* INSTRUCTIONS FOR THE TASK
Pictures don't belong in the copy; print all the records exactly.

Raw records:
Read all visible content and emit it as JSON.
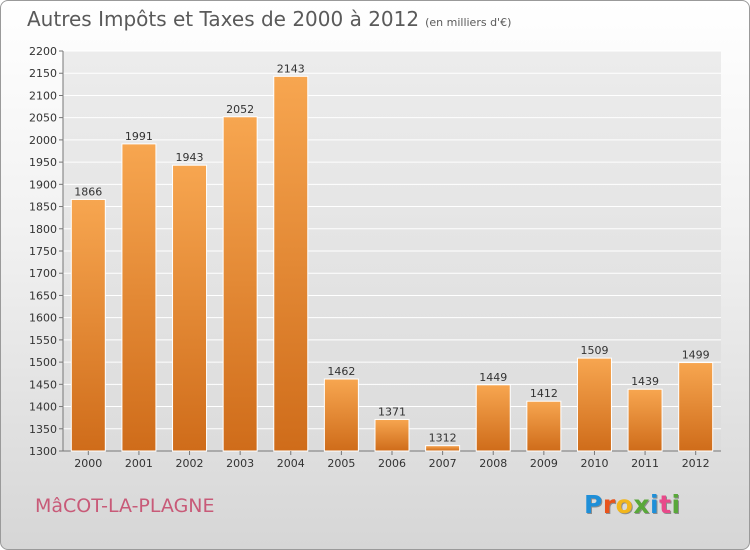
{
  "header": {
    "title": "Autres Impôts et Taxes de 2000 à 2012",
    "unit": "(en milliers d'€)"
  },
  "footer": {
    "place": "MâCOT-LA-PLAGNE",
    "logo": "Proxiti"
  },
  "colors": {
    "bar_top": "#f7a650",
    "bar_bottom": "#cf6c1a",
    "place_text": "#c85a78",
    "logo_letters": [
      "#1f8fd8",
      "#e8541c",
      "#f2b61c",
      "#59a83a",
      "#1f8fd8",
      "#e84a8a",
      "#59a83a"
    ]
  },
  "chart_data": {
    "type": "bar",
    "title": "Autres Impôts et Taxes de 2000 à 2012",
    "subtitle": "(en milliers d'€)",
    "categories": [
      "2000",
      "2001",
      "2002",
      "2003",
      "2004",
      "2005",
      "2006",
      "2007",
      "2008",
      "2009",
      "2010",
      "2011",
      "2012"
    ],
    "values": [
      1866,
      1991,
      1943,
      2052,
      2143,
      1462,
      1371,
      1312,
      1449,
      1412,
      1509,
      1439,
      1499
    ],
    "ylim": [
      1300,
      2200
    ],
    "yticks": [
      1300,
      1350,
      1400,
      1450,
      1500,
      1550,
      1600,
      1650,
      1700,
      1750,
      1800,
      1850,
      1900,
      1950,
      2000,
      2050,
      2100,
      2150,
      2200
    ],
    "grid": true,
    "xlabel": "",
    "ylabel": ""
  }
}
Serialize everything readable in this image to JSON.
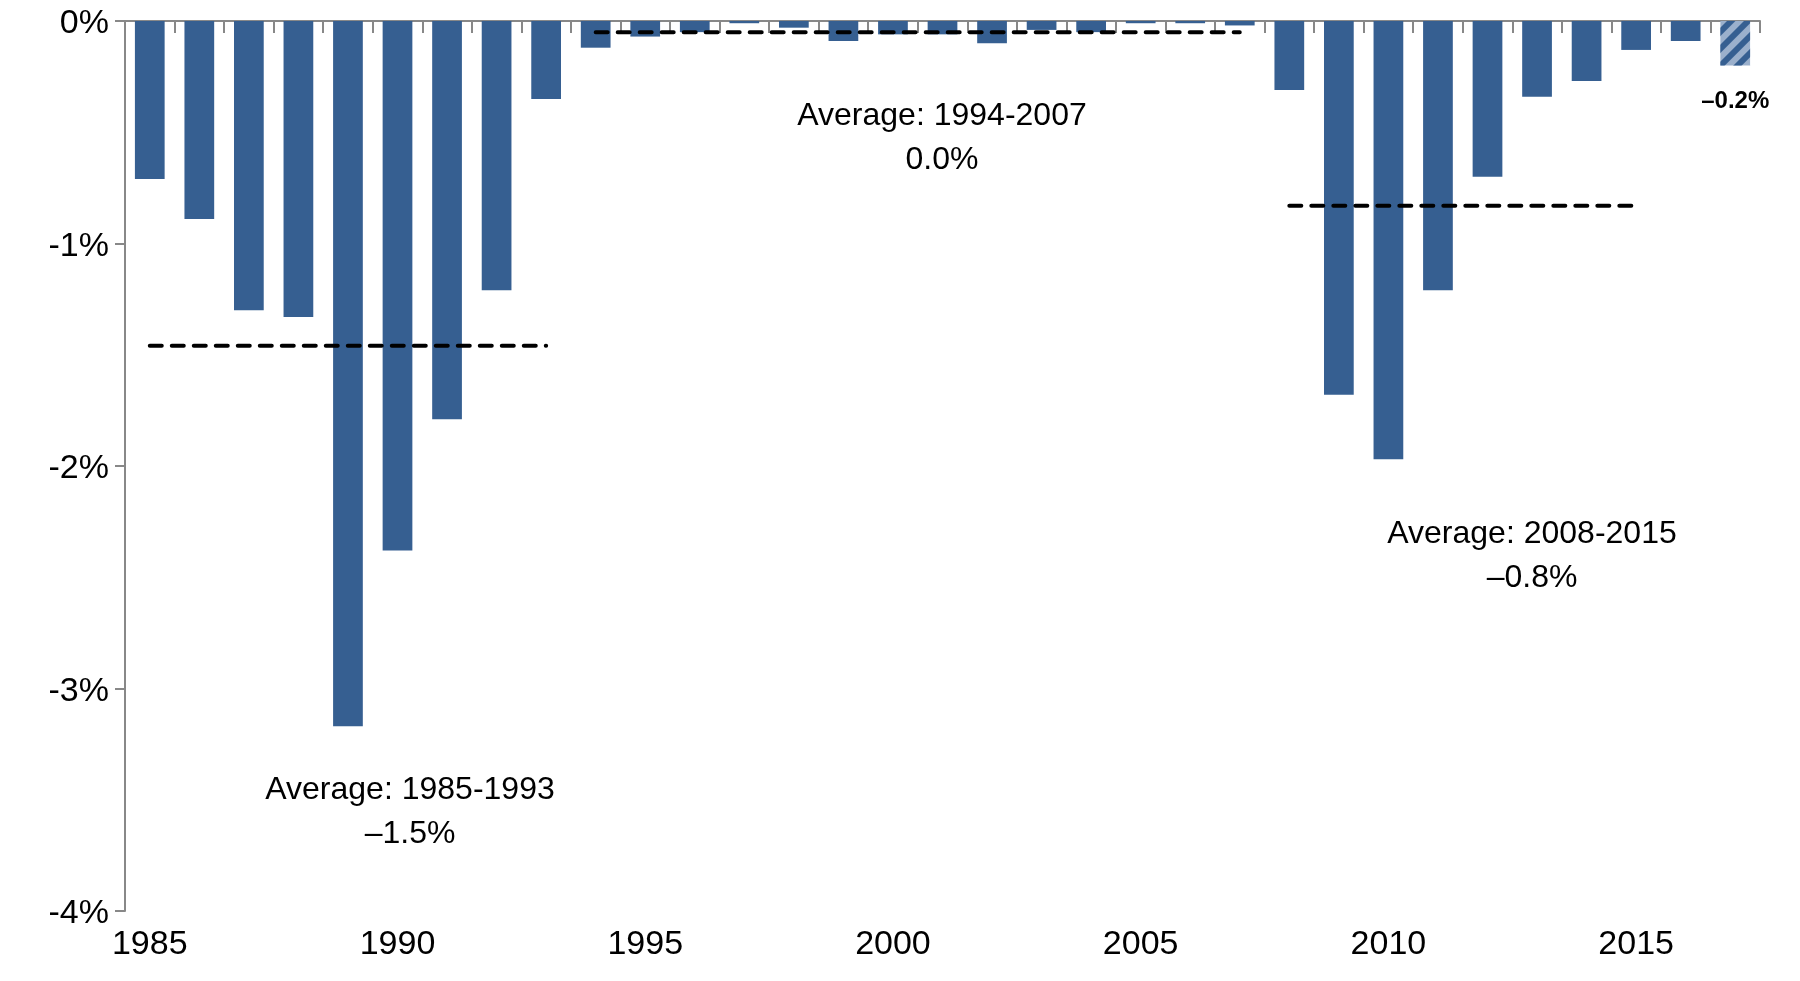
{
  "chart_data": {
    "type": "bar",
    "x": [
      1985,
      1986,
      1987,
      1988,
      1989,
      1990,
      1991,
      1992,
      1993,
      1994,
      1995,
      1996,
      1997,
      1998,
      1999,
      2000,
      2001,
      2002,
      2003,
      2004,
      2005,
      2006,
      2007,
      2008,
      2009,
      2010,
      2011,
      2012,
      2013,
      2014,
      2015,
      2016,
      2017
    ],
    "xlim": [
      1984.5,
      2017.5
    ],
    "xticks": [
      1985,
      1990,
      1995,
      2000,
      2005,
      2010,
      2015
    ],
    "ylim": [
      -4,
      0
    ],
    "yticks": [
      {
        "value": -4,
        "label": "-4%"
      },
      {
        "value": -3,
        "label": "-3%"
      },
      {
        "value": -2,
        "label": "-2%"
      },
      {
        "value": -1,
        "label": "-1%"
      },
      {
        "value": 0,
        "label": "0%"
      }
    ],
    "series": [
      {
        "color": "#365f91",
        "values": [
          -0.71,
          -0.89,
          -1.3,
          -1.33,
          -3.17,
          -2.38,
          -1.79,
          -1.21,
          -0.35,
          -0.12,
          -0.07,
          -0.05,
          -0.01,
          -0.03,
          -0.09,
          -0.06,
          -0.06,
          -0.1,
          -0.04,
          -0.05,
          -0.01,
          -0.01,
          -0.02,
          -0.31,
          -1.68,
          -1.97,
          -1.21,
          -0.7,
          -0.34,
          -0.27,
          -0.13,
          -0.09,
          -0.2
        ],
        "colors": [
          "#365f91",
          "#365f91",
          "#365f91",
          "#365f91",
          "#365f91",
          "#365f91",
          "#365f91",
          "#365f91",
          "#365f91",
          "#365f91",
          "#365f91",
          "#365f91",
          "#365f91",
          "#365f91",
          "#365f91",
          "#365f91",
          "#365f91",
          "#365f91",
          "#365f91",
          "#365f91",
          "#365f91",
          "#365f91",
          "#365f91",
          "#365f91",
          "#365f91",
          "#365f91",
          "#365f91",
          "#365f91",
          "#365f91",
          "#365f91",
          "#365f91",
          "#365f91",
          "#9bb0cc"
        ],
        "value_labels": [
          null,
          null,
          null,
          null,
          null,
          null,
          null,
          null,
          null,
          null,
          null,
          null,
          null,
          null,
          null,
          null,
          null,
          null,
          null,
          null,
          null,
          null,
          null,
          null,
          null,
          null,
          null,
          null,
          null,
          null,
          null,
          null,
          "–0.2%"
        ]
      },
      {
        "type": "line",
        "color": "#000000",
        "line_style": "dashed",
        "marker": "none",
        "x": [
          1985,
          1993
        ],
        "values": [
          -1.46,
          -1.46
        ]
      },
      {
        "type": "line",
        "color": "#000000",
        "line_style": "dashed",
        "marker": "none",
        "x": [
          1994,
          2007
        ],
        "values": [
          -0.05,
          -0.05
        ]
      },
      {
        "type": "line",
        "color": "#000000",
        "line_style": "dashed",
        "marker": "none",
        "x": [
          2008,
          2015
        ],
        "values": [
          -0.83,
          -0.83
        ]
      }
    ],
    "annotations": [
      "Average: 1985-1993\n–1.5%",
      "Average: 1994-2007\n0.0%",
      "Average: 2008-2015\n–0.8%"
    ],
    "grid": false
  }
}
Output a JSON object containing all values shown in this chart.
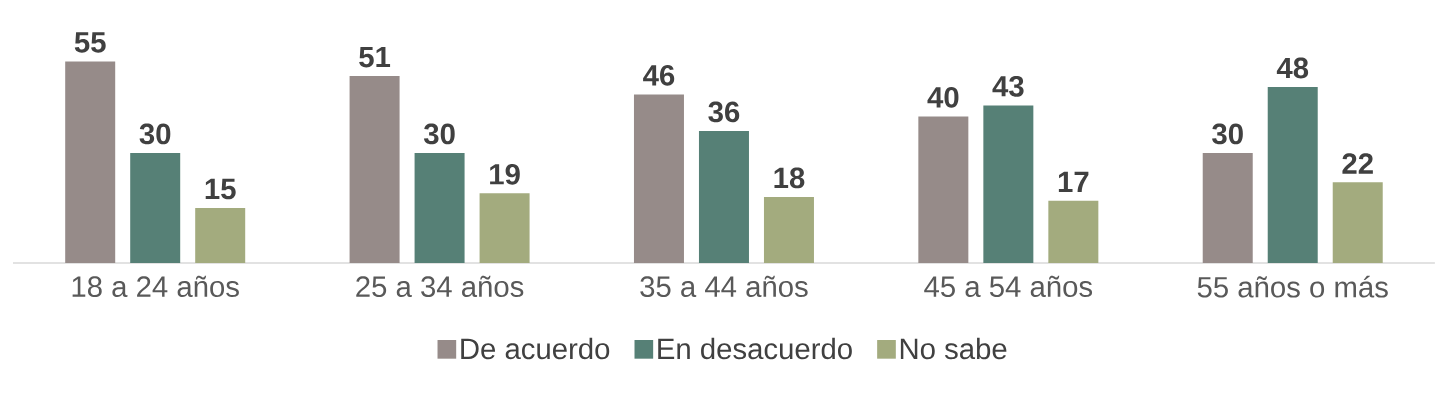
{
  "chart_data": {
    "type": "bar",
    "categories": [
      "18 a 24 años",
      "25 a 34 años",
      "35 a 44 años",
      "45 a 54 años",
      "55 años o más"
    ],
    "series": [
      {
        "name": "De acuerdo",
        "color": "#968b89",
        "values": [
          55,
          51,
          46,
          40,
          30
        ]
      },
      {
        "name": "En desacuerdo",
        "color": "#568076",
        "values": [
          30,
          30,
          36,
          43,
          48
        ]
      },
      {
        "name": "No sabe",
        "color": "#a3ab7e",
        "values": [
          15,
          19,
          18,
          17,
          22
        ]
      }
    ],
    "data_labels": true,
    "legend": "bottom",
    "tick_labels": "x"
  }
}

* COMPLETE RESPONSE
Read all visible content and emit it as JSON.
{
  "header": {
    "title": "Autres Impôts et Taxes de 2000 à 2012",
    "unit": "(en milliers d'€)"
  },
  "footer": {
    "place": "MâCOT-LA-PLAGNE",
    "logo": "Proxiti"
  },
  "colors": {
    "bar_top": "#f7a650",
    "bar_bottom": "#cf6c1a",
    "place_text": "#c85a78",
    "logo_letters": [
      "#1f8fd8",
      "#e8541c",
      "#f2b61c",
      "#59a83a",
      "#1f8fd8",
      "#e84a8a",
      "#59a83a"
    ]
  },
  "chart_data": {
    "type": "bar",
    "title": "Autres Impôts et Taxes de 2000 à 2012",
    "subtitle": "(en milliers d'€)",
    "categories": [
      "2000",
      "2001",
      "2002",
      "2003",
      "2004",
      "2005",
      "2006",
      "2007",
      "2008",
      "2009",
      "2010",
      "2011",
      "2012"
    ],
    "values": [
      1866,
      1991,
      1943,
      2052,
      2143,
      1462,
      1371,
      1312,
      1449,
      1412,
      1509,
      1439,
      1499
    ],
    "ylim": [
      1300,
      2200
    ],
    "yticks": [
      1300,
      1350,
      1400,
      1450,
      1500,
      1550,
      1600,
      1650,
      1700,
      1750,
      1800,
      1850,
      1900,
      1950,
      2000,
      2050,
      2100,
      2150,
      2200
    ],
    "grid": true,
    "xlabel": "",
    "ylabel": ""
  }
}
Serialize everything readable in this image to JSON.
{
  "chart_data": {
    "type": "bar",
    "x": [
      1985,
      1986,
      1987,
      1988,
      1989,
      1990,
      1991,
      1992,
      1993,
      1994,
      1995,
      1996,
      1997,
      1998,
      1999,
      2000,
      2001,
      2002,
      2003,
      2004,
      2005,
      2006,
      2007,
      2008,
      2009,
      2010,
      2011,
      2012,
      2013,
      2014,
      2015,
      2016,
      2017
    ],
    "xlim": [
      1984.5,
      2017.5
    ],
    "xticks": [
      1985,
      1990,
      1995,
      2000,
      2005,
      2010,
      2015
    ],
    "ylim": [
      -4,
      0
    ],
    "yticks": [
      {
        "value": -4,
        "label": "-4%"
      },
      {
        "value": -3,
        "label": "-3%"
      },
      {
        "value": -2,
        "label": "-2%"
      },
      {
        "value": -1,
        "label": "-1%"
      },
      {
        "value": 0,
        "label": "0%"
      }
    ],
    "series": [
      {
        "color": "#365f91",
        "values": [
          -0.71,
          -0.89,
          -1.3,
          -1.33,
          -3.17,
          -2.38,
          -1.79,
          -1.21,
          -0.35,
          -0.12,
          -0.07,
          -0.05,
          -0.01,
          -0.03,
          -0.09,
          -0.06,
          -0.06,
          -0.1,
          -0.04,
          -0.05,
          -0.01,
          -0.01,
          -0.02,
          -0.31,
          -1.68,
          -1.97,
          -1.21,
          -0.7,
          -0.34,
          -0.27,
          -0.13,
          -0.09,
          -0.2
        ],
        "colors": [
          "#365f91",
          "#365f91",
          "#365f91",
          "#365f91",
          "#365f91",
          "#365f91",
          "#365f91",
          "#365f91",
          "#365f91",
          "#365f91",
          "#365f91",
          "#365f91",
          "#365f91",
          "#365f91",
          "#365f91",
          "#365f91",
          "#365f91",
          "#365f91",
          "#365f91",
          "#365f91",
          "#365f91",
          "#365f91",
          "#365f91",
          "#365f91",
          "#365f91",
          "#365f91",
          "#365f91",
          "#365f91",
          "#365f91",
          "#365f91",
          "#365f91",
          "#365f91",
          "#9bb0cc"
        ],
        "value_labels": [
          null,
          null,
          null,
          null,
          null,
          null,
          null,
          null,
          null,
          null,
          null,
          null,
          null,
          null,
          null,
          null,
          null,
          null,
          null,
          null,
          null,
          null,
          null,
          null,
          null,
          null,
          null,
          null,
          null,
          null,
          null,
          null,
          "–0.2%"
        ]
      },
      {
        "type": "line",
        "color": "#000000",
        "line_style": "dashed",
        "marker": "none",
        "x": [
          1985,
          1993
        ],
        "values": [
          -1.46,
          -1.46
        ]
      },
      {
        "type": "line",
        "color": "#000000",
        "line_style": "dashed",
        "marker": "none",
        "x": [
          1994,
          2007
        ],
        "values": [
          -0.05,
          -0.05
        ]
      },
      {
        "type": "line",
        "color": "#000000",
        "line_style": "dashed",
        "marker": "none",
        "x": [
          2008,
          2015
        ],
        "values": [
          -0.83,
          -0.83
        ]
      }
    ],
    "annotations": [
      "Average: 1985-1993\n–1.5%",
      "Average: 1994-2007\n0.0%",
      "Average: 2008-2015\n–0.8%"
    ],
    "grid": false
  }
}
Output a JSON object containing all values shown in this chart.
{
  "chart_data": {
    "type": "bar",
    "categories": [
      "18 a 24 años",
      "25 a 34 años",
      "35 a 44 años",
      "45 a 54 años",
      "55 años o más"
    ],
    "series": [
      {
        "name": "De acuerdo",
        "color": "#968b89",
        "values": [
          55,
          51,
          46,
          40,
          30
        ]
      },
      {
        "name": "En desacuerdo",
        "color": "#568076",
        "values": [
          30,
          30,
          36,
          43,
          48
        ]
      },
      {
        "name": "No sabe",
        "color": "#a3ab7e",
        "values": [
          15,
          19,
          18,
          17,
          22
        ]
      }
    ],
    "data_labels": true,
    "legend": "bottom",
    "tick_labels": "x"
  }
}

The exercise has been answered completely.